DATASET ENTRIES
- - -

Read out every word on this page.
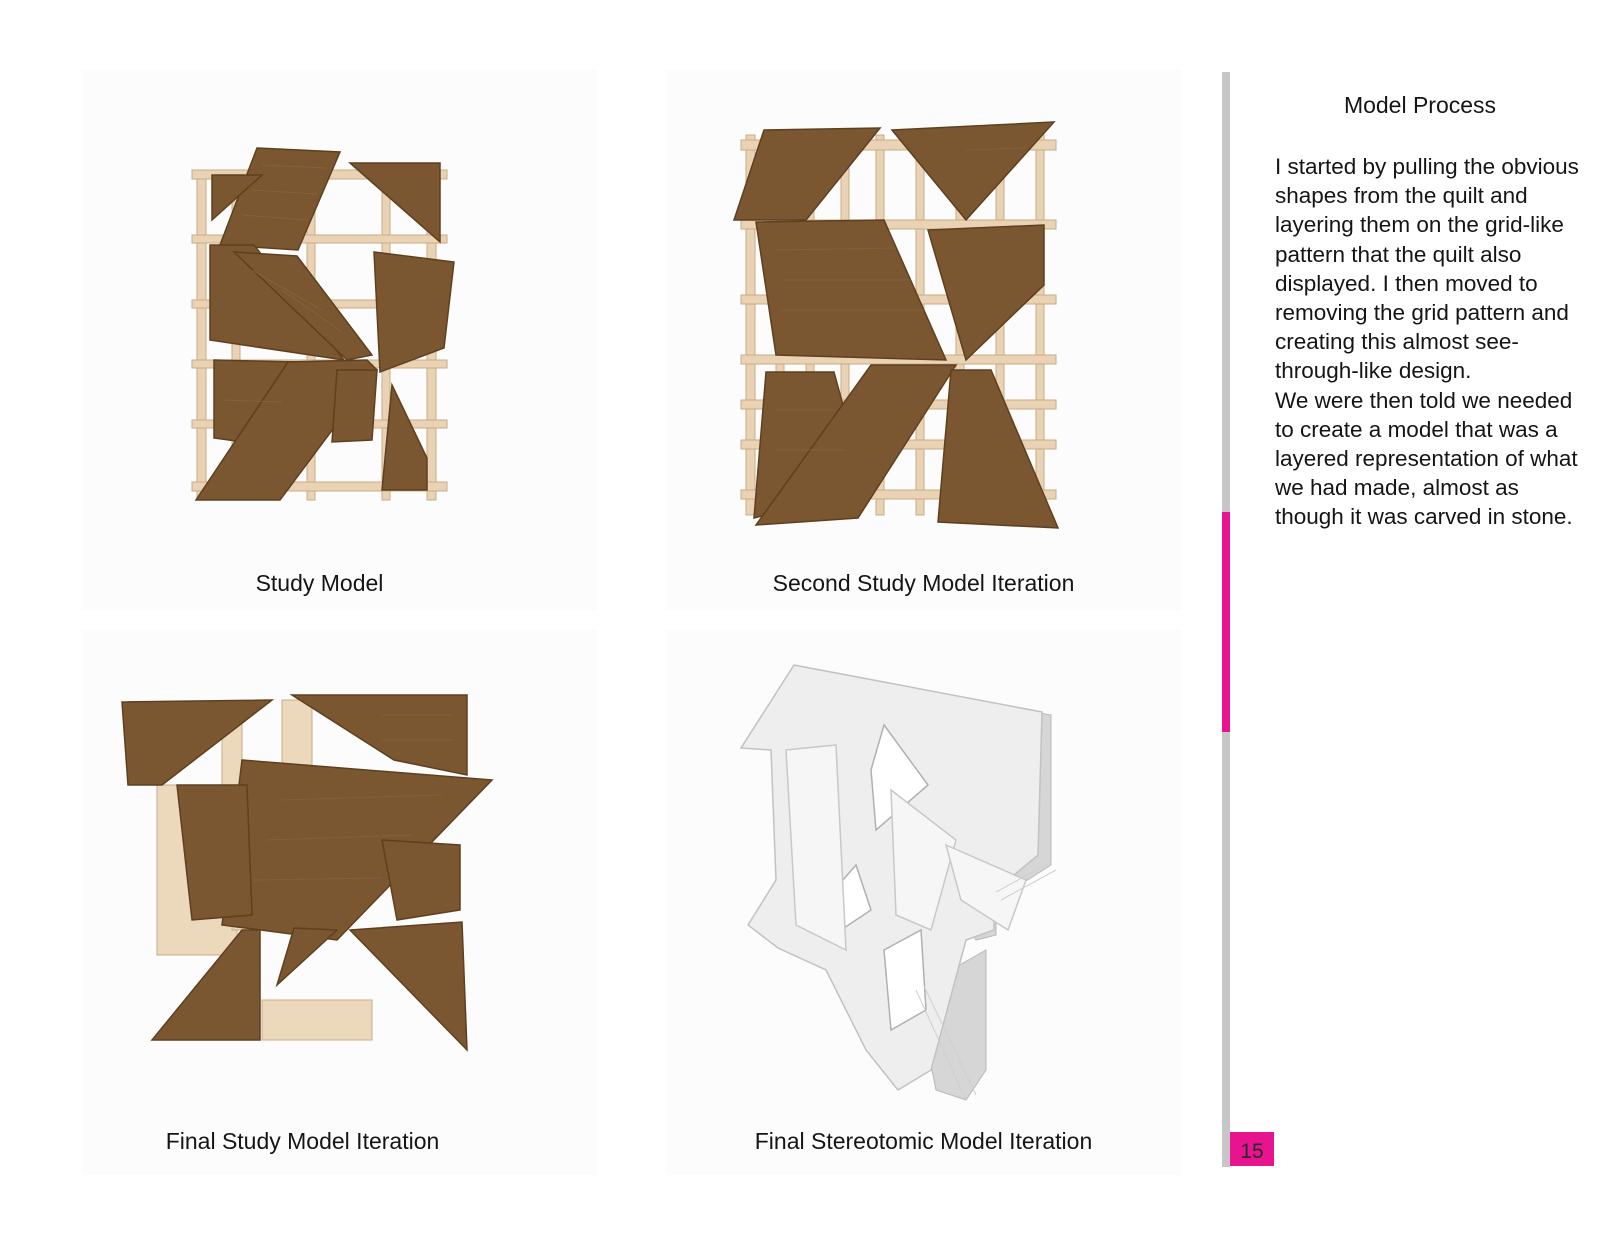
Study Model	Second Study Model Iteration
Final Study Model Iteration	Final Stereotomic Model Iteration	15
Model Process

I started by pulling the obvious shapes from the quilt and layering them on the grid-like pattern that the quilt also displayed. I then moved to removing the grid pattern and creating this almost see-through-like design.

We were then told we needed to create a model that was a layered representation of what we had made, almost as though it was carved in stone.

- - -

Gather every line containing the word "Study" and copy it.

SOLUTION FOR THIS PROBLEM
Study Model	Second Study Model Iteration
Final Study Model Iteration	Final Stereotomic Model Iteration	15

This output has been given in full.